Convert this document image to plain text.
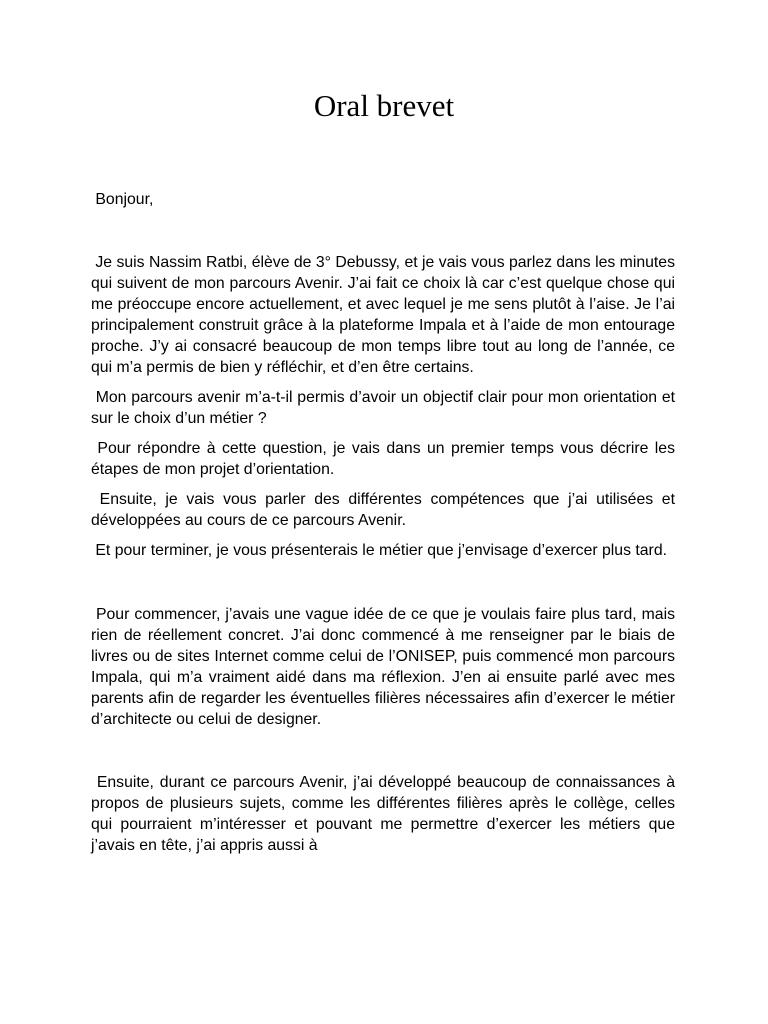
Oral brevet

Bonjour,

Je suis Nassim Ratbi, élève de 3° Debussy, et je vais vous parlez dans les minutes qui suivent de mon parcours Avenir. J’ai fait ce choix là car c’est quelque chose qui me préoccupe encore actuellement, et avec lequel je me sens plutôt à l’aise. Je l’ai principalement construit grâce à la plateforme Impala et à l’aide de mon entourage proche. J’y ai consacré beaucoup de mon temps libre tout au long de l’année, ce qui m’a permis de bien y réfléchir, et d’en être certains.

Mon parcours avenir m’a-t-il permis d’avoir un objectif clair pour mon orientation et sur le choix d’un métier ?

Pour répondre à cette question, je vais dans un premier temps vous décrire les étapes de mon projet d’orientation.

Ensuite, je vais vous parler des différentes compétences que j’ai utilisées et développées au cours de ce parcours Avenir.

Et pour terminer, je vous présenterais le métier que j’envisage d’exercer plus tard.

Pour commencer, j’avais une vague idée de ce que je voulais faire plus tard, mais rien de réellement concret. J’ai donc commencé à me renseigner par le biais de livres ou de sites Internet comme celui de l’ONISEP, puis commencé mon parcours Impala, qui m’a vraiment aidé dans ma réflexion. J’en ai ensuite parlé avec mes parents afin de regarder les éventuelles filières nécessaires afin d’exercer le métier d’architecte ou celui de designer.

Ensuite, durant ce parcours Avenir, j’ai développé beaucoup de connaissances à propos de plusieurs sujets, comme les différentes filières après le collège, celles qui pourraient m’intéresser et pouvant me permettre d’exercer les métiers que j’avais en tête, j’ai appris aussi à
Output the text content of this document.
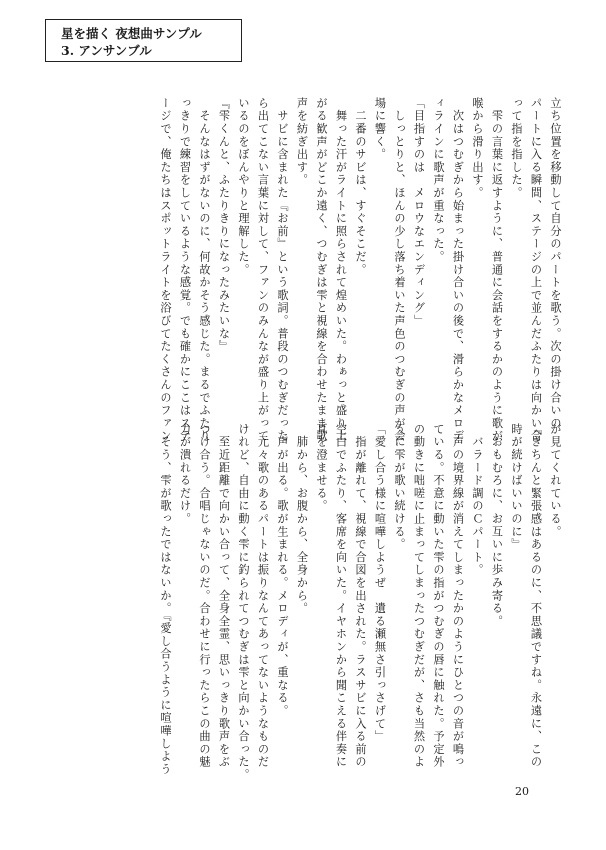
星を描く 夜想曲サンプル
3. アンサンブル
立ち位置を移動して自分のパートを歌う。次の掛け合いの
パートに入る瞬間、ステージの上で並んだふたりは向かい合
って指を指した。
　雫の言葉に返すように、普通に会話をするかのように歌が
喉から滑り出す。
　次はつむぎから始まった掛け合いの後で、滑らかなメロデ
ィラインに歌声が重なった。
「目指すのは　メロウなエンディング」
　しっとりと、ほんの少し落ち着いた声色のつむぎの声が会
場に響く。
　二番のサビは、すぐそこだ。
　舞った汗がライトに照らされて煌めいた。わぁっと盛り上
がる歓声がどこか遠く、つむぎは雫と視線を合わせたまま歌
声を紡ぎ出す。
　サビに含まれた『お前』という歌詞。普段のつむぎだった
ら出てこない言葉に対して、ファンのみんなが盛り上がって
いるのをぼんやりと理解した。
『雫くんと、ふたりきりになったみたいな』
　そんなはずがないのに、何故かそう感じた。まるでふたり
っきりで練習をしているような感覚。でも確かにここはステ
ージで、俺たちはスポットライトを浴びてたくさんのファン
が見てくれている。
『きちんと緊張感はあるのに、不思議ですね。永遠に、この
時が続けばいいのに』
　おもむろに、お互いに歩み寄る。
　バラード調のＣパート。
　声の境界線が消えてしまったかのようにひとつの音が鳴っ
ている。不意に動いた雫の指がつむぎの唇に触れた。予定外
の動きに咄嗟に止まってしまったつむぎだが、さも当然のよ
うに雫が歌い続ける。
「愛し合う様に喧嘩しようぜ　遺る瀬無さ引っさげて」
　指が離れて、視線で合図を出された。ラスサビに入る前の
空白でふたり、客席を向いた。イヤホンから聞こえる伴奏に
耳を澄ませる。
　肺から、お腹から、全身から。
　声が出る。歌が生まれる。メロディが、重なる。
　元々歌のあるパートは振りなんてあってないようなものだ
けれど、自由に動く雫に釣られてつむぎは雫と向かい合った。
　至近距離で向かい合って、全身全霊、思いっきり歌声をぶ
つけ合う。合唱じゃないのだ。合わせに行ったらこの曲の魅
力が潰れるだけ。
　そう、雫が歌ったではないか。『愛し合うように喧嘩しよう
20
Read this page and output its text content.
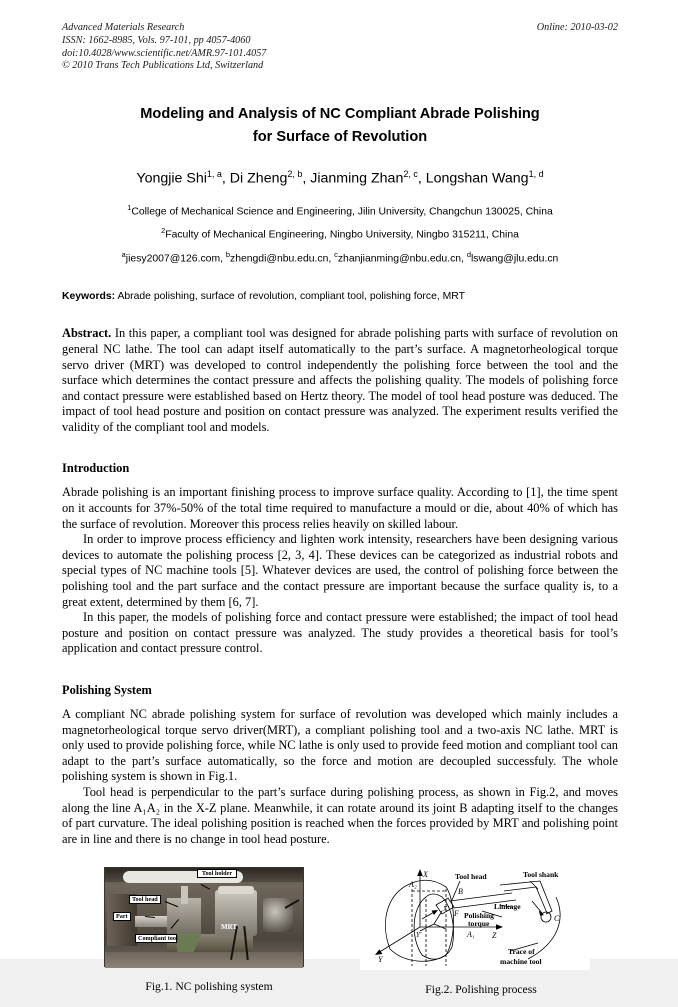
Advanced Materials Research
ISSN: 1662-8985, Vols. 97-101, pp 4057-4060
doi:10.4028/www.scientific.net/AMR.97-101.4057
© 2010 Trans Tech Publications Ltd, Switzerland
Online: 2010-03-02
Modeling and Analysis of NC Compliant Abrade Polishing
for Surface of Revolution
Yongjie Shi$^{1, a}$, Di Zheng$^{2, b}$, Jianming Zhan$^{2, c}$, Longshan Wang$^{1, d}$
$^1$College of Mechanical Science and Engineering, Jilin University, Changchun 130025, China
$^2$Faculty of Mechanical Engineering, Ningbo University, Ningbo 315211, China
$^a$jiesy2007@126.com, $^b$zhengdi@nbu.edu.cn, $^c$zhanjianming@nbu.edu.cn, $^d$lswang@jlu.edu.cn
Keywords: Abrade polishing, surface of revolution, compliant tool, polishing force, MRT
Abstract. In this paper, a compliant tool was designed for abrade polishing parts with surface of revolution on general NC lathe. The tool can adapt itself automatically to the part’s surface. A magnetorheological torque servo driver (MRT) was developed to control independently the polishing force between the tool and the surface which determines the contact pressure and affects the polishing quality. The models of polishing force and contact pressure were established based on Hertz theory. The model of tool head posture was deduced. The impact of tool head posture and position on contact pressure was analyzed. The experiment results verified the validity of the compliant tool and models.
Introduction

Abrade polishing is an important finishing process to improve surface quality. According to [1], the time spent on it accounts for 37%-50% of the total time required to manufacture a mould or die, about 40% of which has the surface of revolution. Moreover this process relies heavily on skilled labour.

In order to improve process efficiency and lighten work intensity, researchers have been designing various devices to automate the polishing process [2, 3, 4]. These devices can be categorized as industrial robots and special types of NC machine tools [5]. Whatever devices are used, the control of polishing force between the polishing tool and the part surface and the contact pressure are important because the surface quality is, to a great extent, determined by them [6, 7].

In this paper, the models of polishing force and contact pressure were established; the impact of tool head posture and position on contact pressure was analyzed. The study provides a theoretical basis for tool’s application and contact pressure control.

Polishing System

A compliant NC abrade polishing system for surface of revolution was developed which mainly includes a magnetorheological torque servo driver(MRT), a compliant polishing tool and a two-axis NC lathe. MRT is only used to provide polishing force, while NC lathe is only used to provide feed motion and compliant tool can adapt to the part’s surface automatically, so the force and motion are decoupled successfuly. The whole polishing system is shown in Fig.1.

Tool head is perpendicular to the part’s surface during polishing process, as shown in Fig.2, and moves along the line A₁A₂ in the X-Z plane. Meanwhile, it can rotate around its joint B adapting itself to the changes of part curvature. The ideal polishing position is reached when the forces provided by MRT and polishing point are in line and there is no change in tool head posture.

Tool holder
Tool head
Part
Compliant tool
MRT
Fig.1. NC polishing system
X
Y
Z
A₁
A₂
B
C
F
X'
Y'
Tool head	Tool shank
Linkage
Polishing
torque
Trace of
machine tool
Fig.2. Polishing process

────────────────────────────────────────

INSTRUCTIONS FOR THE TASK: Extract each line holding the word "orientation" from the records.

EXERCISE OUTPUT:
Mon parcours avenir m’a-t-il permis d’avoir un objectif clair pour mon orientation et sur le choix d’un métier ?
Pour répondre à cette question, je vais dans un premier temps vous décrire les étapes de mon projet d’orientation.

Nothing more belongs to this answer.